BEGIN

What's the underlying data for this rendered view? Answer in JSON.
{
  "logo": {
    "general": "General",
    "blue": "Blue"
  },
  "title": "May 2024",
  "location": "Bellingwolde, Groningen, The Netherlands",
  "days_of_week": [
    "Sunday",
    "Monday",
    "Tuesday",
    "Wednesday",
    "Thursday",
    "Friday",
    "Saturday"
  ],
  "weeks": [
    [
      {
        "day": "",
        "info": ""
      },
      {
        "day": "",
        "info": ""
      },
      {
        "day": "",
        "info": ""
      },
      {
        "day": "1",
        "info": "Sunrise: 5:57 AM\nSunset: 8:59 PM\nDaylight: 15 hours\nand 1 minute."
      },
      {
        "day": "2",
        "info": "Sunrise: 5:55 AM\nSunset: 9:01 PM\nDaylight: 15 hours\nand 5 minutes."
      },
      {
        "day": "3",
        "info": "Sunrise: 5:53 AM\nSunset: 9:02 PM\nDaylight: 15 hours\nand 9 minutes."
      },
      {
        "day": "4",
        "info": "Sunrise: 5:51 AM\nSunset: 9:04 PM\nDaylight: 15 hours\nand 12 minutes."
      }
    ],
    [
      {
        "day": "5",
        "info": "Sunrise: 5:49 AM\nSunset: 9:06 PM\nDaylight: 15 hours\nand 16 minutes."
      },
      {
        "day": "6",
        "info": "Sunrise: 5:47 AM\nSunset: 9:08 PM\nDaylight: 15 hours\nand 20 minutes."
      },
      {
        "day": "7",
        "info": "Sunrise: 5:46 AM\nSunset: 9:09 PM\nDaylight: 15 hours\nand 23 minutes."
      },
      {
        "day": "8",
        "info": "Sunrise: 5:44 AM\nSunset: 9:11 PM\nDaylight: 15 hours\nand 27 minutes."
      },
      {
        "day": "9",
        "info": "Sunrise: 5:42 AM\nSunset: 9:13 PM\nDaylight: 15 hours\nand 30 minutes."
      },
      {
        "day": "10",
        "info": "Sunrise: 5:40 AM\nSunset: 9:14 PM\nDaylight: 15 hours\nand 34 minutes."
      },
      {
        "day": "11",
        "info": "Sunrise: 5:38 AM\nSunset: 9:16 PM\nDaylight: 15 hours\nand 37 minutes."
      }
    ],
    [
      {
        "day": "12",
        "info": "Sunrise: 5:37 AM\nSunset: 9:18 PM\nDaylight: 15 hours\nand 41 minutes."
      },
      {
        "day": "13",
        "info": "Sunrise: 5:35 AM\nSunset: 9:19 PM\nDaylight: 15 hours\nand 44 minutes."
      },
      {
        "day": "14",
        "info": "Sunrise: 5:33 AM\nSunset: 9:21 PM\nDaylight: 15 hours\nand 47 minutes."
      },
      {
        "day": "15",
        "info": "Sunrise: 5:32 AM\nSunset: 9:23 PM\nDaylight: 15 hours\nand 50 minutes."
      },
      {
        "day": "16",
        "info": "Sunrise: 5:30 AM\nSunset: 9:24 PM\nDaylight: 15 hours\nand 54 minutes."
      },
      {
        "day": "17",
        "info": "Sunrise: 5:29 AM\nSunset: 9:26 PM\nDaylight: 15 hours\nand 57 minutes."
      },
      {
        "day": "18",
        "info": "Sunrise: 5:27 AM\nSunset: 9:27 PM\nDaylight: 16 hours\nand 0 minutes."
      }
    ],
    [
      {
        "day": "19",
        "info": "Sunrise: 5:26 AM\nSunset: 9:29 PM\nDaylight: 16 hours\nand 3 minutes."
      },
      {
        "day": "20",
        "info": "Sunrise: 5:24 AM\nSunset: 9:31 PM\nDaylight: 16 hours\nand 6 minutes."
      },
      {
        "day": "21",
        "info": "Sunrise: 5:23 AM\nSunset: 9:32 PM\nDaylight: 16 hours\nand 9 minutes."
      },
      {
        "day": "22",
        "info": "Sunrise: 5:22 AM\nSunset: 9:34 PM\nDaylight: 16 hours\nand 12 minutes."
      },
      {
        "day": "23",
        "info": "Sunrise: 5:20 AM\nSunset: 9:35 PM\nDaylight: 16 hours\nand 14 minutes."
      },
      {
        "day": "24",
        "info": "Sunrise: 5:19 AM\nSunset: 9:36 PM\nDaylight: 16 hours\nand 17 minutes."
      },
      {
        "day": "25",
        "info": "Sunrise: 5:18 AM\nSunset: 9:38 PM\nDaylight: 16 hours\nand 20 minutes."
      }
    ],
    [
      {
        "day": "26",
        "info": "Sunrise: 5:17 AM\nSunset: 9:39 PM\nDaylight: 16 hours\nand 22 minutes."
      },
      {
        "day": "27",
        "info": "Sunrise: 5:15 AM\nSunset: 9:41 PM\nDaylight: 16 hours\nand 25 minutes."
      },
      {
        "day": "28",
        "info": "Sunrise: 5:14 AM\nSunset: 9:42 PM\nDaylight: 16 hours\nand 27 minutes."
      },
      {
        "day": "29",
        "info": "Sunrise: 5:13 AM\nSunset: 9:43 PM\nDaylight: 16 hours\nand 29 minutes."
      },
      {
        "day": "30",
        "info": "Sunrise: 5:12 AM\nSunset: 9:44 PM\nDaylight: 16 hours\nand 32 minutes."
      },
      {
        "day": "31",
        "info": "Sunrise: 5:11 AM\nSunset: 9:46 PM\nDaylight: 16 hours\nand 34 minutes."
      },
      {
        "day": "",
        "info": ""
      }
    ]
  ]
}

END

> _STATED EXERCISE_
Make an exact copy of every line in the data.

> _EXERCISE RESULT_
What's the underlying data for this rendered view? Answer in JSON.
{
  "logo": {
    "general": "General",
    "blue": "Blue"
  },
  "title": "May 2024",
  "location": "Bellingwolde, Groningen, The Netherlands",
  "days_of_week": [
    "Sunday",
    "Monday",
    "Tuesday",
    "Wednesday",
    "Thursday",
    "Friday",
    "Saturday"
  ],
  "weeks": [
    [
      {
        "day": "",
        "info": ""
      },
      {
        "day": "",
        "info": ""
      },
      {
        "day": "",
        "info": ""
      },
      {
        "day": "1",
        "info": "Sunrise: 5:57 AM\nSunset: 8:59 PM\nDaylight: 15 hours\nand 1 minute."
      },
      {
        "day": "2",
        "info": "Sunrise: 5:55 AM\nSunset: 9:01 PM\nDaylight: 15 hours\nand 5 minutes."
      },
      {
        "day": "3",
        "info": "Sunrise: 5:53 AM\nSunset: 9:02 PM\nDaylight: 15 hours\nand 9 minutes."
      },
      {
        "day": "4",
        "info": "Sunrise: 5:51 AM\nSunset: 9:04 PM\nDaylight: 15 hours\nand 12 minutes."
      }
    ],
    [
      {
        "day": "5",
        "info": "Sunrise: 5:49 AM\nSunset: 9:06 PM\nDaylight: 15 hours\nand 16 minutes."
      },
      {
        "day": "6",
        "info": "Sunrise: 5:47 AM\nSunset: 9:08 PM\nDaylight: 15 hours\nand 20 minutes."
      },
      {
        "day": "7",
        "info": "Sunrise: 5:46 AM\nSunset: 9:09 PM\nDaylight: 15 hours\nand 23 minutes."
      },
      {
        "day": "8",
        "info": "Sunrise: 5:44 AM\nSunset: 9:11 PM\nDaylight: 15 hours\nand 27 minutes."
      },
      {
        "day": "9",
        "info": "Sunrise: 5:42 AM\nSunset: 9:13 PM\nDaylight: 15 hours\nand 30 minutes."
      },
      {
        "day": "10",
        "info": "Sunrise: 5:40 AM\nSunset: 9:14 PM\nDaylight: 15 hours\nand 34 minutes."
      },
      {
        "day": "11",
        "info": "Sunrise: 5:38 AM\nSunset: 9:16 PM\nDaylight: 15 hours\nand 37 minutes."
      }
    ],
    [
      {
        "day": "12",
        "info": "Sunrise: 5:37 AM\nSunset: 9:18 PM\nDaylight: 15 hours\nand 41 minutes."
      },
      {
        "day": "13",
        "info": "Sunrise: 5:35 AM\nSunset: 9:19 PM\nDaylight: 15 hours\nand 44 minutes."
      },
      {
        "day": "14",
        "info": "Sunrise: 5:33 AM\nSunset: 9:21 PM\nDaylight: 15 hours\nand 47 minutes."
      },
      {
        "day": "15",
        "info": "Sunrise: 5:32 AM\nSunset: 9:23 PM\nDaylight: 15 hours\nand 50 minutes."
      },
      {
        "day": "16",
        "info": "Sunrise: 5:30 AM\nSunset: 9:24 PM\nDaylight: 15 hours\nand 54 minutes."
      },
      {
        "day": "17",
        "info": "Sunrise: 5:29 AM\nSunset: 9:26 PM\nDaylight: 15 hours\nand 57 minutes."
      },
      {
        "day": "18",
        "info": "Sunrise: 5:27 AM\nSunset: 9:27 PM\nDaylight: 16 hours\nand 0 minutes."
      }
    ],
    [
      {
        "day": "19",
        "info": "Sunrise: 5:26 AM\nSunset: 9:29 PM\nDaylight: 16 hours\nand 3 minutes."
      },
      {
        "day": "20",
        "info": "Sunrise: 5:24 AM\nSunset: 9:31 PM\nDaylight: 16 hours\nand 6 minutes."
      },
      {
        "day": "21",
        "info": "Sunrise: 5:23 AM\nSunset: 9:32 PM\nDaylight: 16 hours\nand 9 minutes."
      },
      {
        "day": "22",
        "info": "Sunrise: 5:22 AM\nSunset: 9:34 PM\nDaylight: 16 hours\nand 12 minutes."
      },
      {
        "day": "23",
        "info": "Sunrise: 5:20 AM\nSunset: 9:35 PM\nDaylight: 16 hours\nand 14 minutes."
      },
      {
        "day": "24",
        "info": "Sunrise: 5:19 AM\nSunset: 9:36 PM\nDaylight: 16 hours\nand 17 minutes."
      },
      {
        "day": "25",
        "info": "Sunrise: 5:18 AM\nSunset: 9:38 PM\nDaylight: 16 hours\nand 20 minutes."
      }
    ],
    [
      {
        "day": "26",
        "info": "Sunrise: 5:17 AM\nSunset: 9:39 PM\nDaylight: 16 hours\nand 22 minutes."
      },
      {
        "day": "27",
        "info": "Sunrise: 5:15 AM\nSunset: 9:41 PM\nDaylight: 16 hours\nand 25 minutes."
      },
      {
        "day": "28",
        "info": "Sunrise: 5:14 AM\nSunset: 9:42 PM\nDaylight: 16 hours\nand 27 minutes."
      },
      {
        "day": "29",
        "info": "Sunrise: 5:13 AM\nSunset: 9:43 PM\nDaylight: 16 hours\nand 29 minutes."
      },
      {
        "day": "30",
        "info": "Sunrise: 5:12 AM\nSunset: 9:44 PM\nDaylight: 16 hours\nand 32 minutes."
      },
      {
        "day": "31",
        "info": "Sunrise: 5:11 AM\nSunset: 9:46 PM\nDaylight: 16 hours\nand 34 minutes."
      },
      {
        "day": "",
        "info": ""
      }
    ]
  ]
}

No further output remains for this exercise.